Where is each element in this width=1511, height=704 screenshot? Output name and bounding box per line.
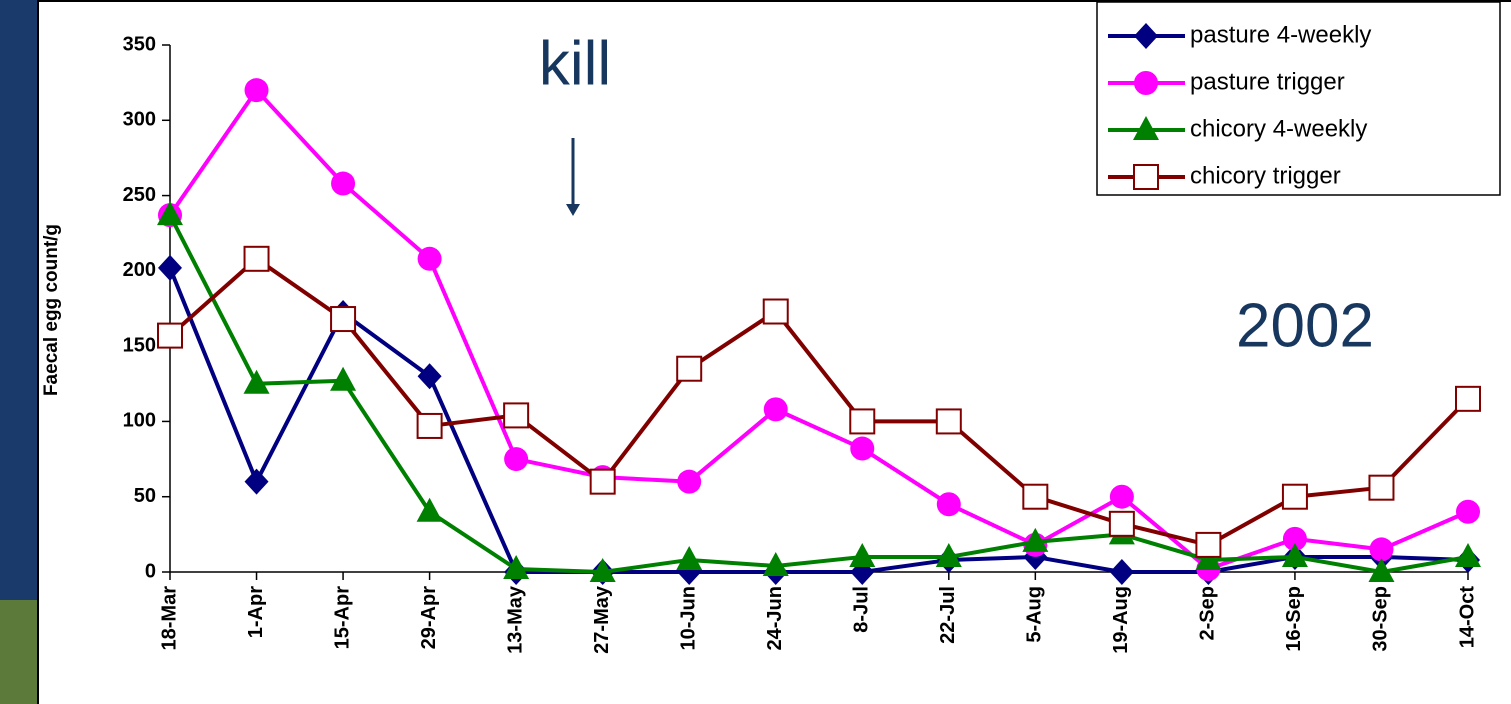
- data-point: [503, 554, 530, 579]
- data-point: [416, 497, 443, 522]
- data-point: [1195, 545, 1222, 570]
- data-point: [935, 542, 962, 567]
- data-point: [1455, 385, 1481, 412]
- x-tick-label: 8-Jul: [851, 586, 873, 633]
- data-point: [763, 397, 788, 422]
- series-line: [168, 267, 1469, 574]
- data-point: [1368, 474, 1395, 501]
- x-tick-label: 30-Sep: [1370, 586, 1392, 652]
- data-point: [330, 306, 357, 333]
- x-tick-label: 29-Apr: [418, 586, 440, 650]
- data-point: [243, 245, 270, 272]
- series-line: [168, 256, 1470, 547]
- data-point: [1109, 559, 1134, 585]
- x-tick-label: 16-Sep: [1283, 586, 1305, 652]
- x-tick-label: 24-Jun: [764, 586, 786, 650]
- data-point: [1108, 510, 1135, 537]
- legend-marker: [1133, 164, 1159, 190]
- data-point: [762, 298, 789, 325]
- side-image: [0, 600, 38, 704]
- arrow-head: [566, 204, 580, 216]
- legend-label: chicory trigger: [1190, 162, 1341, 189]
- legend-marker: [1134, 71, 1158, 95]
- data-point: [849, 542, 876, 567]
- data-point: [157, 322, 183, 349]
- data-point: [589, 558, 616, 582]
- data-point: [589, 468, 616, 495]
- data-point: [1368, 558, 1395, 582]
- data-point: [1022, 483, 1049, 510]
- x-tick-label: 14-Oct: [1456, 586, 1478, 649]
- x-tick-label: 13-May: [504, 585, 526, 654]
- data-point: [244, 468, 269, 495]
- legend-label: pasture 4-weekly: [1190, 21, 1371, 48]
- data-point: [1369, 537, 1394, 562]
- data-point: [1281, 483, 1308, 510]
- y-tick-label: 100: [123, 410, 156, 432]
- data-point: [1455, 542, 1481, 567]
- data-point: [503, 402, 530, 429]
- data-point: [762, 551, 789, 576]
- legend-marker: [1133, 116, 1159, 140]
- data-point: [1456, 499, 1480, 524]
- series-line: [168, 88, 1469, 571]
- legend-marker: [1134, 23, 1158, 49]
- y-tick-label: 350: [123, 33, 156, 55]
- data-point: [936, 492, 961, 517]
- y-tick-label: 200: [123, 259, 156, 281]
- x-tick-label: 2-Sep: [1197, 586, 1219, 640]
- data-point: [416, 412, 443, 439]
- data-point: [1282, 526, 1307, 551]
- x-tick-label: 1-Apr: [245, 586, 267, 638]
- data-point: [1281, 542, 1308, 567]
- legend-label: chicory 4-weekly: [1190, 115, 1367, 142]
- side-band: [0, 0, 38, 600]
- y-tick-label: 300: [123, 109, 156, 131]
- data-point: [676, 355, 703, 382]
- y-tick-label: 150: [123, 334, 156, 356]
- data-point: [158, 254, 182, 281]
- y-tick-label: 0: [145, 560, 156, 582]
- data-point: [157, 201, 183, 226]
- data-point: [676, 545, 703, 570]
- data-point: [935, 408, 962, 435]
- y-tick-label: 250: [123, 184, 156, 206]
- data-point: [331, 171, 356, 196]
- y-axis-label: Faecal egg count/g: [41, 224, 62, 396]
- x-tick-label: 15-Apr: [331, 586, 353, 650]
- data-point: [330, 366, 357, 391]
- data-point: [1195, 531, 1222, 558]
- data-point: [850, 436, 875, 461]
- data-point: [243, 369, 270, 394]
- series-line: [168, 214, 1469, 574]
- x-tick-label: 19-Aug: [1110, 586, 1132, 654]
- x-tick-label: 18-Mar: [158, 586, 180, 651]
- data-point: [417, 246, 442, 271]
- x-tick-label: 22-Jul: [937, 586, 959, 644]
- data-point: [244, 78, 269, 103]
- y-tick-label: 50: [134, 485, 156, 507]
- x-tick-label: 5-Aug: [1024, 586, 1046, 643]
- data-point: [417, 363, 442, 390]
- x-tick-label: 10-Jun: [677, 586, 699, 650]
- data-point: [1109, 484, 1134, 509]
- annotation: 2002: [1236, 291, 1374, 360]
- data-point: [677, 469, 702, 494]
- data-point: [849, 408, 876, 435]
- data-point: [504, 447, 529, 472]
- x-tick-label: 27-May: [591, 585, 613, 654]
- legend-label: pasture trigger: [1190, 68, 1345, 95]
- annotation: kill: [539, 29, 611, 98]
- data-point: [1022, 527, 1049, 552]
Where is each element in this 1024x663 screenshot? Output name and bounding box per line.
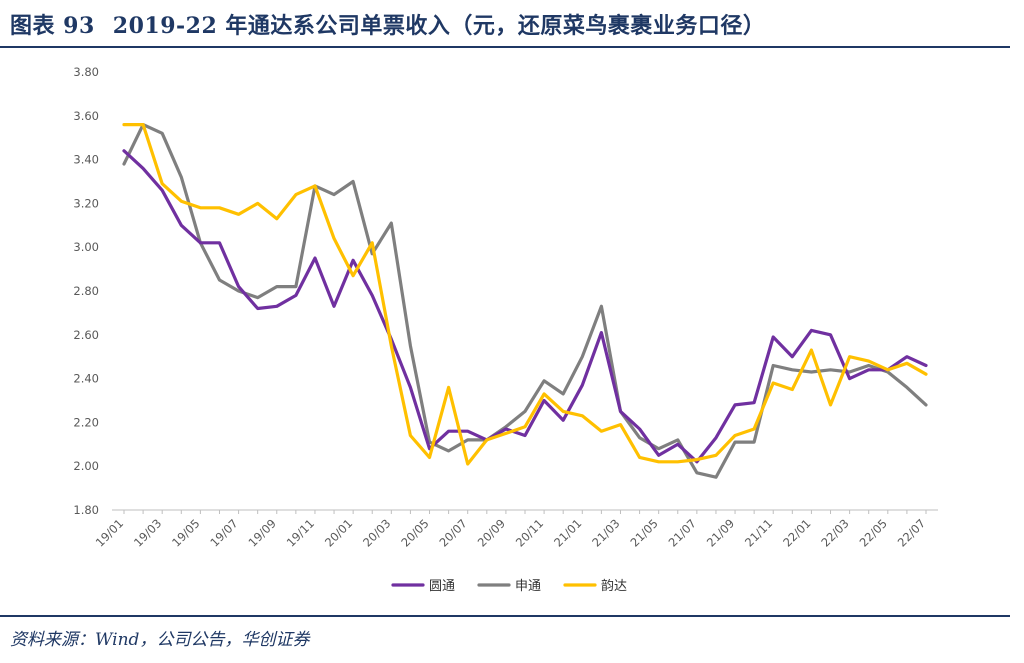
y-tick-label: 2.40: [73, 372, 99, 386]
x-tick-label: 19/07: [207, 516, 240, 549]
title-bar: 图表 93 2019-22 年通达系公司单票收入（元，还原菜鸟裹裹业务口径）: [0, 0, 1024, 48]
x-tick-label: 20/05: [398, 516, 431, 549]
legend: 圆通 申通 韵达: [391, 579, 627, 594]
legend-label: 圆通: [429, 579, 455, 594]
x-tick-label: 22/07: [895, 516, 928, 549]
y-tick-label: 3.80: [73, 65, 99, 79]
y-tick-label: 2.00: [73, 459, 99, 473]
footer-rule: [0, 615, 1010, 617]
legend-label: 申通: [515, 579, 541, 594]
y-tick-label: 3.40: [73, 153, 99, 167]
x-tick-label: 21/01: [551, 516, 584, 549]
x-tick-label: 20/09: [475, 516, 508, 549]
figure-title-text: 2019-22 年通达系公司单票收入（元，还原菜鸟裹裹业务口径）: [112, 13, 766, 39]
x-tick-label: 19/09: [246, 516, 279, 549]
x-tick-label: 20/01: [322, 516, 355, 549]
x-axis: 19/01 19/03 19/05 19/07 19/09 19/11 20/01 20/03…: [93, 509, 938, 550]
y-tick-label: 3.60: [73, 109, 99, 123]
series-line-2: [122, 122, 928, 479]
series-line-1: [122, 149, 928, 464]
x-tick-label: 20/07: [436, 516, 469, 549]
x-tick-label: 19/11: [284, 516, 317, 549]
y-tick-label: 2.60: [73, 328, 99, 342]
x-tick-label: 20/03: [360, 516, 393, 549]
series-layer: [122, 122, 928, 479]
y-tick-label: 2.80: [73, 284, 99, 298]
x-tick-label: 21/03: [589, 516, 622, 549]
x-tick-label: 21/09: [704, 516, 737, 549]
legend-label: 韵达: [601, 579, 627, 594]
x-tick-label: 19/03: [131, 516, 164, 549]
x-tick-label: 22/03: [818, 516, 851, 549]
x-tick-label: 19/01: [93, 516, 126, 549]
figure-number: 图表 93: [10, 13, 95, 39]
figure-title: 图表 93 2019-22 年通达系公司单票收入（元，还原菜鸟裹裹业务口径）: [10, 8, 765, 40]
x-tick-label: 20/11: [513, 516, 546, 549]
x-tick-label: 21/05: [627, 516, 660, 549]
x-tick-label: 22/01: [780, 516, 813, 549]
y-tick-label: 1.80: [73, 503, 99, 517]
y-tick-label: 3.20: [73, 196, 99, 210]
source-note: 资料来源：Wind，公司公告，华创证券: [10, 630, 310, 650]
x-tick-label: 19/05: [169, 516, 202, 549]
y-axis: 1.80 2.00 2.20 2.40 2.60 2.80 3.00 3.20 3.40 3.60…: [73, 65, 99, 517]
y-tick-label: 2.20: [73, 415, 99, 429]
x-tick-label: 21/11: [742, 516, 775, 549]
x-tick-label: 22/05: [857, 516, 890, 549]
series-line-3: [122, 122, 928, 466]
x-tick-label: 21/07: [666, 516, 699, 549]
title-rule: [0, 46, 1010, 48]
line-chart: 1.80 2.00 2.20 2.40 2.60 2.80 3.00 3.20 3.40 3.60…: [73, 65, 938, 594]
y-tick-label: 3.00: [73, 240, 99, 254]
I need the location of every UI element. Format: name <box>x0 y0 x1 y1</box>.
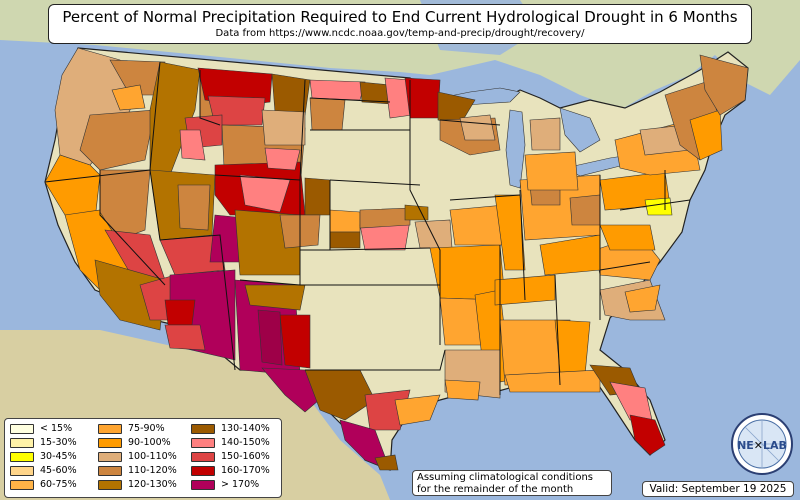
region-tx-coast <box>394 394 441 426</box>
legend-item: 15-30% <box>10 437 77 449</box>
region-az-red <box>164 299 196 326</box>
region-tx-bottom <box>374 454 399 471</box>
drought-regions <box>44 47 749 471</box>
region-ca-se-brown <box>94 259 166 331</box>
legend-item: 140-150% <box>191 437 270 449</box>
legend-item: 60-75% <box>10 479 77 491</box>
legend-swatch <box>10 465 34 476</box>
legend-item: 120-130% <box>98 479 177 491</box>
state-borders <box>44 61 691 395</box>
region-nm-strips <box>257 309 283 366</box>
legend-swatch <box>191 423 215 434</box>
region-ne-tan <box>359 207 411 229</box>
region-nm-brown <box>244 284 306 311</box>
region-ne-east <box>404 204 429 221</box>
legend-swatch <box>98 423 122 434</box>
legend-item: 30-45% <box>10 451 77 463</box>
legend-swatch <box>10 479 34 490</box>
region-wv <box>569 194 601 226</box>
region-maine <box>699 54 749 116</box>
region-md-yellow <box>644 197 673 216</box>
legend-swatch <box>191 451 215 462</box>
lake-michigan <box>505 109 526 189</box>
legend-swatch <box>10 451 34 462</box>
region-ne-brown <box>329 231 361 249</box>
legend-item: 130-140% <box>191 423 270 435</box>
region-gulf-coast <box>504 369 601 393</box>
region-wi-tan <box>459 114 496 141</box>
region-va <box>599 224 656 251</box>
legend-swatch <box>98 465 122 476</box>
map-subtitle: Data from https://www.ncdc.noaa.gov/temp… <box>215 28 585 39</box>
region-ne <box>329 209 361 233</box>
region-mo-north <box>449 204 506 246</box>
legend-swatch <box>98 437 122 448</box>
legend-item: < 15% <box>10 423 72 435</box>
region-mi-tan <box>529 117 561 151</box>
region-or-cent <box>79 109 156 171</box>
valid-date: Valid: September 19 2025 <box>642 481 794 497</box>
legend-item: 160-170% <box>191 465 270 477</box>
legend-swatch <box>10 437 34 448</box>
legend-item: 90-100% <box>98 437 171 449</box>
region-az-south <box>164 324 206 351</box>
title-box: Percent of Normal Precipitation Required… <box>48 4 752 44</box>
region-or-orange <box>111 84 146 111</box>
legend-swatch <box>10 423 34 434</box>
region-id-pink <box>179 129 206 161</box>
nexlab-logo <box>731 413 793 475</box>
region-nd-tan <box>309 97 346 131</box>
region-new-england <box>689 109 723 161</box>
legend-item: 110-120% <box>98 465 177 477</box>
legend-item: 75-90% <box>98 423 165 435</box>
legend-swatch <box>98 451 122 462</box>
region-sc-orange <box>624 284 661 313</box>
legend-item: > 170% <box>191 479 259 491</box>
legend-swatch <box>191 465 215 476</box>
legend-item: 150-160% <box>191 451 270 463</box>
region-ne-wy <box>304 177 331 216</box>
note-line-2: for the remainder of the month <box>417 484 574 495</box>
nexlab-logo-text: NE✕LAB <box>737 439 787 452</box>
assumption-note: Assuming climatological conditions for t… <box>412 470 612 496</box>
legend: < 15% 15-30% 30-45% 45-60% 60-75% 75-90%… <box>4 418 282 498</box>
region-la-orange <box>444 379 481 401</box>
region-nm-red <box>279 314 311 369</box>
legend-swatch <box>191 437 215 448</box>
region-il <box>494 194 526 271</box>
region-fl-south <box>629 414 666 456</box>
lake-huron <box>559 107 601 153</box>
region-wy-pink2 <box>264 147 301 171</box>
region-ia-tan <box>414 219 453 249</box>
region-mi <box>524 151 579 191</box>
legend-swatch <box>191 479 215 490</box>
legend-swatch <box>98 479 122 490</box>
legend-item: 100-110% <box>98 451 177 463</box>
region-ut-tan <box>177 184 211 231</box>
region-wy-tan <box>261 109 306 146</box>
region-al-strip <box>554 319 591 376</box>
map-title: Percent of Normal Precipitation Required… <box>62 8 738 26</box>
region-nd-pink <box>309 79 366 101</box>
note-line-1: Assuming climatological conditions <box>417 472 593 483</box>
legend-item: 45-60% <box>10 465 77 477</box>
-------
[Written exercise] List every line of the data above that contains the string "text".

[Solution]
figure-title-text: 2019-22 年通达系公司单票收入（元，还原菜鸟裹裹业务口径）: [112, 13, 766, 39]
nexlab-logo-text: NE✕LAB <box>737 439 787 452</box>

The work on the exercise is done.